WHAT THE TASK ASKS: Filter the records for lines holding the string "поле".
--- begin RECORDS SUPPLIED ---
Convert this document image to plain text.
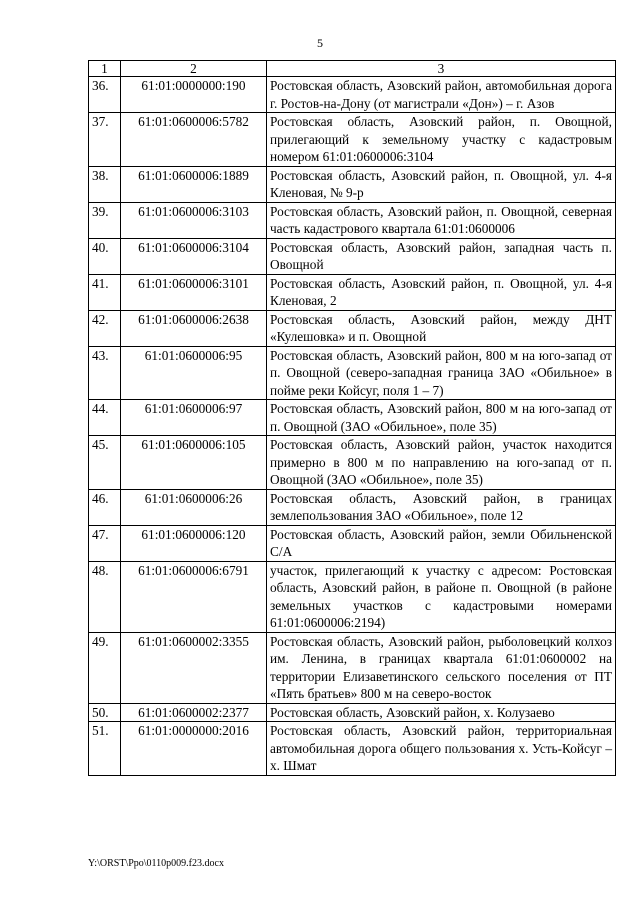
5
1	2	3
36.	61:01:0000000:190	Ростовская область, Азовский район, автомобильная дорога г. Ростов-на-Дону (от магистрали «Дон») – г. Азов
37.	61:01:0600006:5782	Ростовская область, Азовский район, п. Овощной, прилегающий к земельному участку с кадастровым номером 61:01:0600006:3104
38.	61:01:0600006:1889	Ростовская область, Азовский район, п. Овощной, ул. 4-я Кленовая, № 9-р
39.	61:01:0600006:3103	Ростовская область, Азовский район, п. Овощной, северная часть кадастрового квартала 61:01:0600006
40.	61:01:0600006:3104	Ростовская область, Азовский район, западная часть п. Овощной
41.	61:01:0600006:3101	Ростовская область, Азовский район, п. Овощной, ул. 4-я Кленовая, 2
42.	61:01:0600006:2638	Ростовская область, Азовский район, между ДНТ «Кулешовка» и п. Овощной
43.	61:01:0600006:95	Ростовская область, Азовский район, 800 м на юго-запад от п. Овощной (северо-западная граница ЗАО «Обильное» в пойме реки Койсуг, поля 1 – 7)
44.	61:01:0600006:97	Ростовская область, Азовский район, 800 м на юго-запад от п. Овощной (ЗАО «Обильное», поле 35)
45.	61:01:0600006:105	Ростовская область, Азовский район, участок находится примерно в 800 м по направлению на юго-запад от п. Овощной (ЗАО «Обильное», поле 35)
46.	61:01:0600006:26	Ростовская область, Азовский район, в границах землепользования ЗАО «Обильное», поле 12
47.	61:01:0600006:120	Ростовская область, Азовский район, земли Обильненской С/А
48.	61:01:0600006:6791	участок, прилегающий к участку с адресом: Ростовская область, Азовский район, в районе п. Овощной (в районе земельных участков с кадастровыми номерами 61:01:0600006:2194)
49.	61:01:0600002:3355	Ростовская область, Азовский район, рыболовецкий колхоз им. Ленина, в границах квартала 61:01:0600002 на территории Елизаветинского сельского поселения от ПТ «Пять братьев» 800 м на северо-восток
50.	61:01:0600002:2377	Ростовская область, Азовский район, х. Колузаево
51.	61:01:0000000:2016	Ростовская область, Азовский район, территориальная автомобильная дорога общего пользования х. Усть-Койсуг – х. Шмат
Y:\ORST\Ppo\0110p009.f23.docx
--- end RECORDS SUPPLIED ---
EXERCISE RESPONSE:
44.	61:01:0600006:97	Ростовская область, Азовский район, 800 м на юго-запад от п. Овощной (ЗАО «Обильное», поле 35)
45.	61:01:0600006:105	Ростовская область, Азовский район, участок находится примерно в 800 м по направлению на юго-запад от п. Овощной (ЗАО «Обильное», поле 35)
46.	61:01:0600006:26	Ростовская область, Азовский район, в границах землепользования ЗАО «Обильное», поле 12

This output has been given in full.